## PROVIDED RECORDS
# # # # # # #

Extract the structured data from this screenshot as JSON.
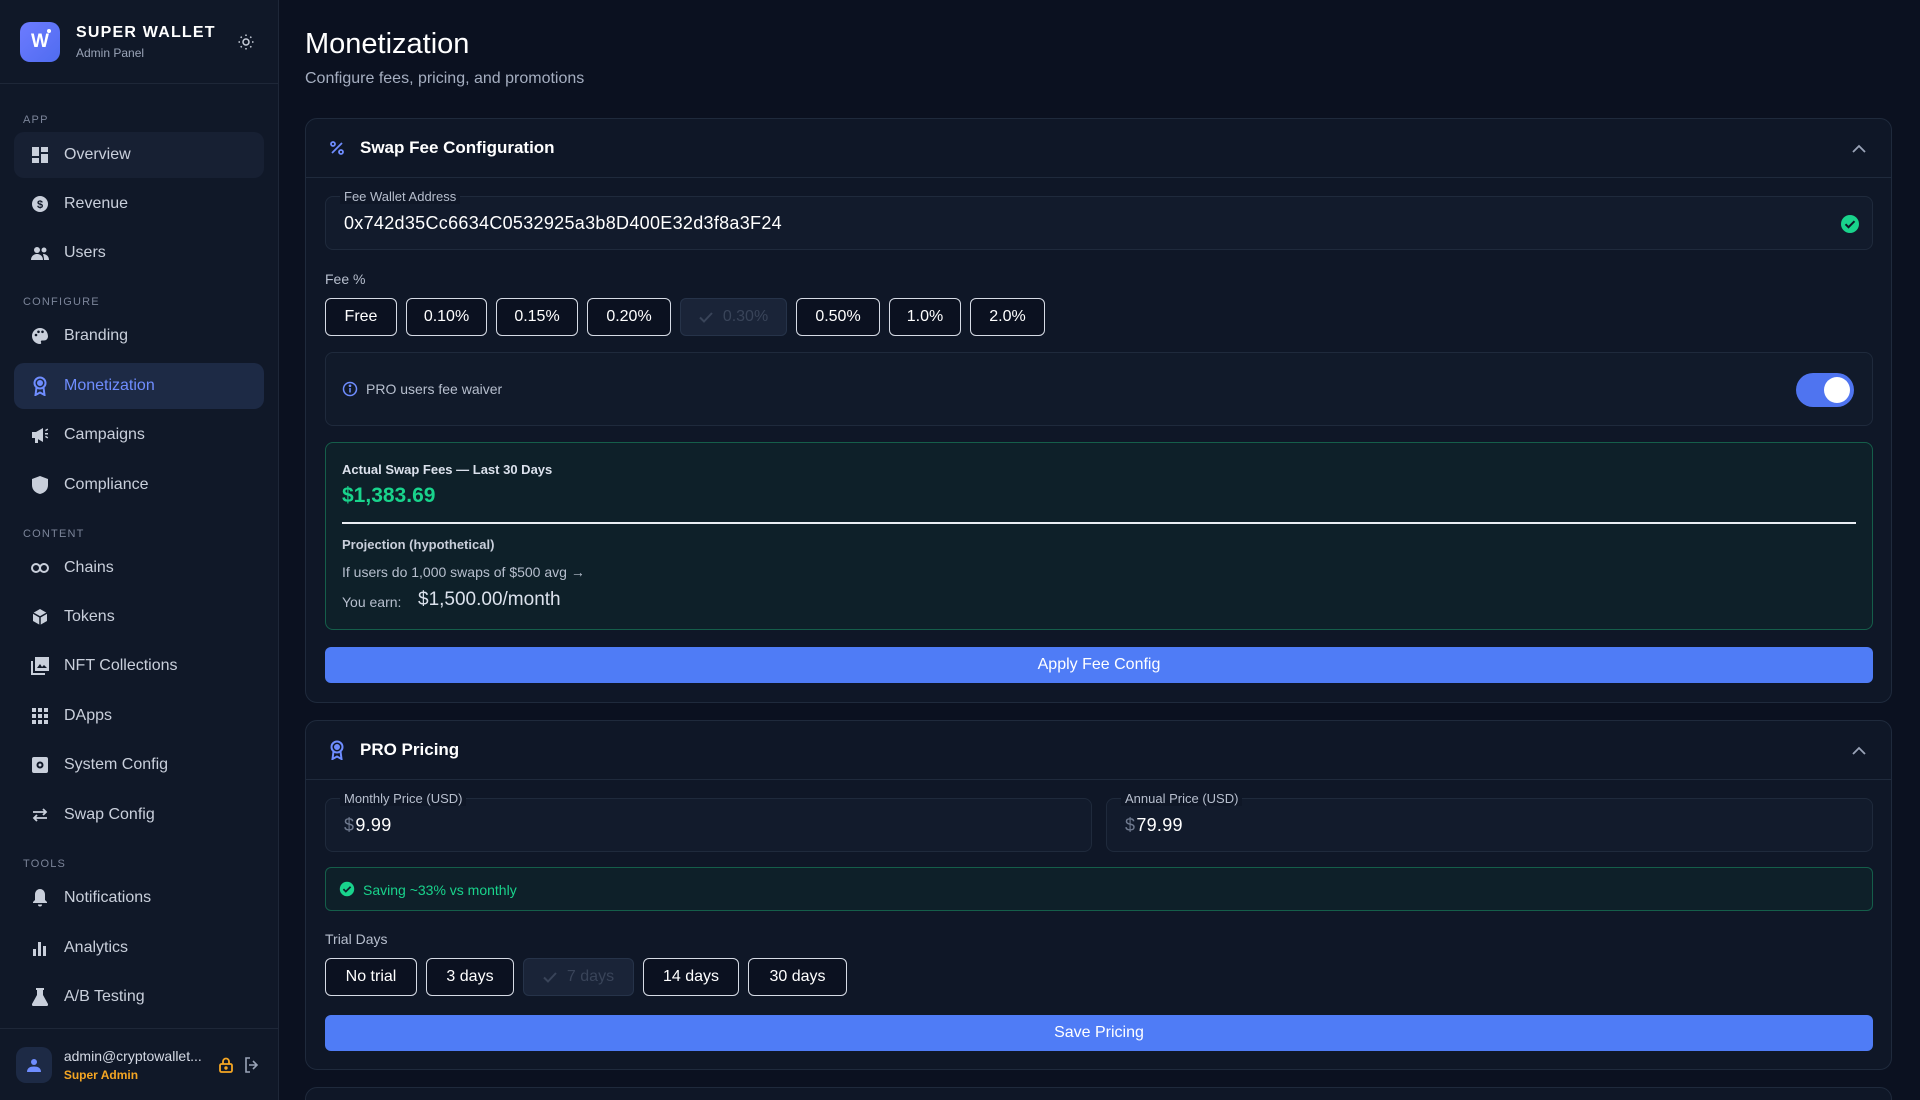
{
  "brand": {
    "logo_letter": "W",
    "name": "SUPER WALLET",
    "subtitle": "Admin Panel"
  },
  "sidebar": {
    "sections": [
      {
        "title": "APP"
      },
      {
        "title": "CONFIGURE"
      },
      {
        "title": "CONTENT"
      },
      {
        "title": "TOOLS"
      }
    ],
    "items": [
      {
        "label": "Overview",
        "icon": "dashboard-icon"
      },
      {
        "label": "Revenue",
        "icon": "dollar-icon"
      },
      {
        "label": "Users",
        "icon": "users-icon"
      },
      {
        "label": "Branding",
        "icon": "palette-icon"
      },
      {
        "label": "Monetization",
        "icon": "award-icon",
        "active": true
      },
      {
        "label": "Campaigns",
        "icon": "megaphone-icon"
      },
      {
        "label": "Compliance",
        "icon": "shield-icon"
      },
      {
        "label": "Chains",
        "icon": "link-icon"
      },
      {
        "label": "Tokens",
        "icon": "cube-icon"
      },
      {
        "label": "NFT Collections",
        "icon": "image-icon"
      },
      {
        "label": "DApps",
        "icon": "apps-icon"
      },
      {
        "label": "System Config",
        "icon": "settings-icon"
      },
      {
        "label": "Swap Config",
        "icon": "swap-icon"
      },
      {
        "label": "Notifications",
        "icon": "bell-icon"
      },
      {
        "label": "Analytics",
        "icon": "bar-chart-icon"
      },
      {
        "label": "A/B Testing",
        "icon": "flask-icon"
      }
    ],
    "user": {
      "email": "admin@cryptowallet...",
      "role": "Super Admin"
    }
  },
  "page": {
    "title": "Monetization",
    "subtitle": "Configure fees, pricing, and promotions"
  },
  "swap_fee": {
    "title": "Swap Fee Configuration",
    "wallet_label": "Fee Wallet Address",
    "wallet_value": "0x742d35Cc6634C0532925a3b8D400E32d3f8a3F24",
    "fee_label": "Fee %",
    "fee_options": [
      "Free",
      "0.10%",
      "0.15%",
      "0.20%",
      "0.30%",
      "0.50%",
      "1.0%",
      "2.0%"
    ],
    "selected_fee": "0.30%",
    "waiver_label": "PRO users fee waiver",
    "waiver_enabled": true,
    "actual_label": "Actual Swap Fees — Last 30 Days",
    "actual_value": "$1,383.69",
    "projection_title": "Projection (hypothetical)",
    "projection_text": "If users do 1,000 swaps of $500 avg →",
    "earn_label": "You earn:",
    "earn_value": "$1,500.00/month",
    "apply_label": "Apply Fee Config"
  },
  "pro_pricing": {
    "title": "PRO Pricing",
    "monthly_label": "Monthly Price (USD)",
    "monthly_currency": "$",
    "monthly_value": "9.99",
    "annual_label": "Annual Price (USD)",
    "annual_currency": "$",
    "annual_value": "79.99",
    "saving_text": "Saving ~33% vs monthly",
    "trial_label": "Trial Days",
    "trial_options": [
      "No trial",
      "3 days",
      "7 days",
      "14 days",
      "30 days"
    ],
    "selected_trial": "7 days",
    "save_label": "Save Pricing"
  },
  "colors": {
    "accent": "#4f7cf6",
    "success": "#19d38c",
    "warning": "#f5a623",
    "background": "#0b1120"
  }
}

# # # # # # #

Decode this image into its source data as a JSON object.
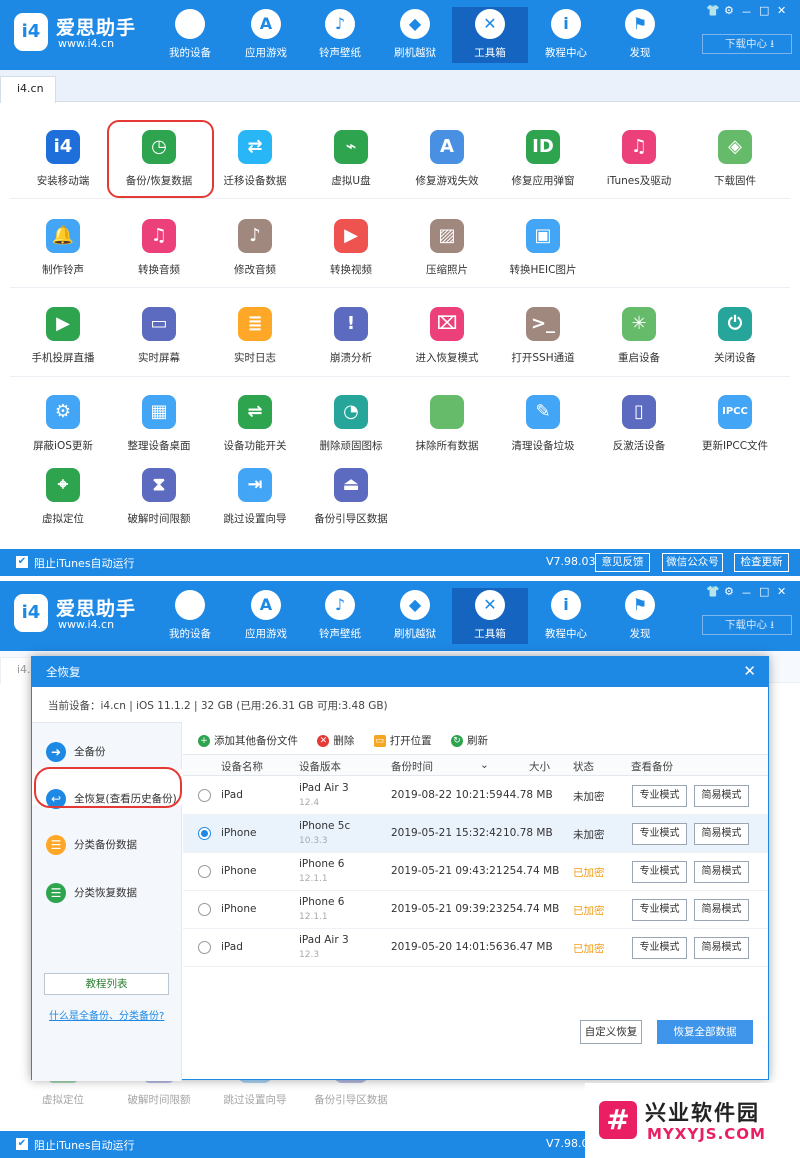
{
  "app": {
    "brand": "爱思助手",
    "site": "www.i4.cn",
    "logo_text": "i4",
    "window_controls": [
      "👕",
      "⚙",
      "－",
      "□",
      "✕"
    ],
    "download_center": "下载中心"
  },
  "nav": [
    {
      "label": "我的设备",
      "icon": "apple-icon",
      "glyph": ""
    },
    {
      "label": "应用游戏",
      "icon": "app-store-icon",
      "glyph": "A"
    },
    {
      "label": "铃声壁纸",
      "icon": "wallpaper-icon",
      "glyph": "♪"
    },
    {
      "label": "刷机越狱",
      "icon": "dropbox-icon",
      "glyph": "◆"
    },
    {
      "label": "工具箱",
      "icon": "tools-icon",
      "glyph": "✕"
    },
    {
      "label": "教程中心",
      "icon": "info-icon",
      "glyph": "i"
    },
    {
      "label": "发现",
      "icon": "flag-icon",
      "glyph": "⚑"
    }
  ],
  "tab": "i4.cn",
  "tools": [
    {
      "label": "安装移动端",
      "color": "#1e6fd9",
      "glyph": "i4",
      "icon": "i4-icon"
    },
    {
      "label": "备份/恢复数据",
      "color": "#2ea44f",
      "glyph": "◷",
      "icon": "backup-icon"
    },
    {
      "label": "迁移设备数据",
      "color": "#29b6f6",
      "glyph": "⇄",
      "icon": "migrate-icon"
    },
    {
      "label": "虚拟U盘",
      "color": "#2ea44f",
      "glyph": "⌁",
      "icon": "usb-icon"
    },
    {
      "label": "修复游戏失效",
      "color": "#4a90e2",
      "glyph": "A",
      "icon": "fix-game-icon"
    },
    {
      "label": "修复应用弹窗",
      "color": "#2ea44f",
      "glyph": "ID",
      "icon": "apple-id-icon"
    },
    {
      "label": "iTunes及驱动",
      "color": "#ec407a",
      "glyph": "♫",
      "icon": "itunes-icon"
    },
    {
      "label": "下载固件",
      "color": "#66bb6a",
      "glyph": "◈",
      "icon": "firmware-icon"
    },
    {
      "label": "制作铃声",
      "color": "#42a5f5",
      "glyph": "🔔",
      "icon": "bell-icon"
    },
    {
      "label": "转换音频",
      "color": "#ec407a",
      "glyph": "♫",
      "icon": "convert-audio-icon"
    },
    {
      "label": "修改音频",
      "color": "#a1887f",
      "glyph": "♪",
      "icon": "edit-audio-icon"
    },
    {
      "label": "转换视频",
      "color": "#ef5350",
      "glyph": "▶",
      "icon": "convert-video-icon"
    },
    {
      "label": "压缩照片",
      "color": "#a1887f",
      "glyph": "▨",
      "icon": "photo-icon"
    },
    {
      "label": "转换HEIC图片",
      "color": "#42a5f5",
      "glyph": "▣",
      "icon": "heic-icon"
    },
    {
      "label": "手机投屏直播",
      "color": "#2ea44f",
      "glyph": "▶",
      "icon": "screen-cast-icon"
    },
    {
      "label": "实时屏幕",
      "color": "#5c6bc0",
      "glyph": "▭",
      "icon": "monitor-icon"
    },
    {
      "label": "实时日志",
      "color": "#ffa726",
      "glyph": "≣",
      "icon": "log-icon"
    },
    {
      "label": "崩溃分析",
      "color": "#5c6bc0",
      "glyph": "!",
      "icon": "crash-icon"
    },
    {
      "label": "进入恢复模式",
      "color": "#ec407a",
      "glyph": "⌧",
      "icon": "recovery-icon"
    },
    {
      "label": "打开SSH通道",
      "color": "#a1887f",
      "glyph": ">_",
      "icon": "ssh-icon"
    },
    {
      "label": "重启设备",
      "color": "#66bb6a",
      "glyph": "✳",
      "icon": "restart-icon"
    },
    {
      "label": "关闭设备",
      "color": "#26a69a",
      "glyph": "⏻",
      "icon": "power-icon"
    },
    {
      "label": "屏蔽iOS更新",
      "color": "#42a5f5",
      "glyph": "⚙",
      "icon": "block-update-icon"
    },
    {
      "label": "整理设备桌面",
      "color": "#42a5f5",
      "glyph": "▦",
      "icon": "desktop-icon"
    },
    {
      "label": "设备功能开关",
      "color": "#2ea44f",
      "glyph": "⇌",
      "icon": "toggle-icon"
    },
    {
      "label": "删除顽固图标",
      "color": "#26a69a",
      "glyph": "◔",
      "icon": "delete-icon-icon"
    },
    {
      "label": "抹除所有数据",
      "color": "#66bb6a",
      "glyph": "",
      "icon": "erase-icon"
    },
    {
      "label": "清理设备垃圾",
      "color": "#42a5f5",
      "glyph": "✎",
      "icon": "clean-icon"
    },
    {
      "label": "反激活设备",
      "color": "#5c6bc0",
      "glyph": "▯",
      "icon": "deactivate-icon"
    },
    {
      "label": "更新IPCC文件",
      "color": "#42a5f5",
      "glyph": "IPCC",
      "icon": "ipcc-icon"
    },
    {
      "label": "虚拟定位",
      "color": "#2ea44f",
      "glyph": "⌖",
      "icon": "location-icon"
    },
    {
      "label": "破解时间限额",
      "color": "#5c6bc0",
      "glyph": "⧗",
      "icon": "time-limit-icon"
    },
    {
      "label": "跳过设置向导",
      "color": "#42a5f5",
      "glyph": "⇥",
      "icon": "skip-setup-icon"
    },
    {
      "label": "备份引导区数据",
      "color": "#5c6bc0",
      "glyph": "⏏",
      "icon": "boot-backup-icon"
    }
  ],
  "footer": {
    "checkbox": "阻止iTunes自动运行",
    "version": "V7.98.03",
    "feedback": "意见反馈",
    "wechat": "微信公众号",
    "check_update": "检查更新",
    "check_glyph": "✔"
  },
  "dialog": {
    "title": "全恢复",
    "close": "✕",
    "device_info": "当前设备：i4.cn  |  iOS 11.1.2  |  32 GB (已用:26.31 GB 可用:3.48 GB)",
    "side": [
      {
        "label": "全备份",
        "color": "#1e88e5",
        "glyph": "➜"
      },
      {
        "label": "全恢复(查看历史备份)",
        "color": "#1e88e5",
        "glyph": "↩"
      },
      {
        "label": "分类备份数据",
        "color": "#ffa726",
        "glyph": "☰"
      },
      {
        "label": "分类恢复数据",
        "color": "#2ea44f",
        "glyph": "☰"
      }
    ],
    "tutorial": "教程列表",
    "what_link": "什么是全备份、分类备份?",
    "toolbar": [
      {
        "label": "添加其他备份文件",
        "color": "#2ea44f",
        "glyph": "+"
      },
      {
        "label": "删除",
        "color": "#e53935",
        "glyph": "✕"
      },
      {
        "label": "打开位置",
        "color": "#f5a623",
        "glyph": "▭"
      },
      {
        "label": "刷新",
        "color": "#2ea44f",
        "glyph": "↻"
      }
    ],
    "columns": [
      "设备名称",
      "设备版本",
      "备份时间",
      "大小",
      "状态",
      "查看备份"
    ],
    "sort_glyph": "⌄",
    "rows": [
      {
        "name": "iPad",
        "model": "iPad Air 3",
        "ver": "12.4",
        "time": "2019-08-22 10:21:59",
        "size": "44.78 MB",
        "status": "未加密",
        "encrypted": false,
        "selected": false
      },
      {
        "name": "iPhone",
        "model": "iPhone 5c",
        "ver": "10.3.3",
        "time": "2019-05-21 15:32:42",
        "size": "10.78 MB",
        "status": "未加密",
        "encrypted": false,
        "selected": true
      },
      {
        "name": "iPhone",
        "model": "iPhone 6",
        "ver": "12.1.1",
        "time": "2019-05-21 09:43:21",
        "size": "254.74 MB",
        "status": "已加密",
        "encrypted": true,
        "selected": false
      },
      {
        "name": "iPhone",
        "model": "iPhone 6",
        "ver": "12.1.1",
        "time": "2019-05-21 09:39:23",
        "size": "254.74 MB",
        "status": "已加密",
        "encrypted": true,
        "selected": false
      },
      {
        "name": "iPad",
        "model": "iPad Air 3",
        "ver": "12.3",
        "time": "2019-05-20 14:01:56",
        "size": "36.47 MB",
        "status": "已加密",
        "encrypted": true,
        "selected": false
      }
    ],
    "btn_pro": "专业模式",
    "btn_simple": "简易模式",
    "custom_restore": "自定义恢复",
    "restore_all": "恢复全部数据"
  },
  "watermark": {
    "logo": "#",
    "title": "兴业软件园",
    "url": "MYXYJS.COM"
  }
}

# # # # # # #

## TASK INSTRUCTIONS
Gather up the lines that contain the word "JSON".

## WRITTEN ANSWER
Extract the structured data from this screenshot as JSON.
Decode this image into its source data as a JSON object.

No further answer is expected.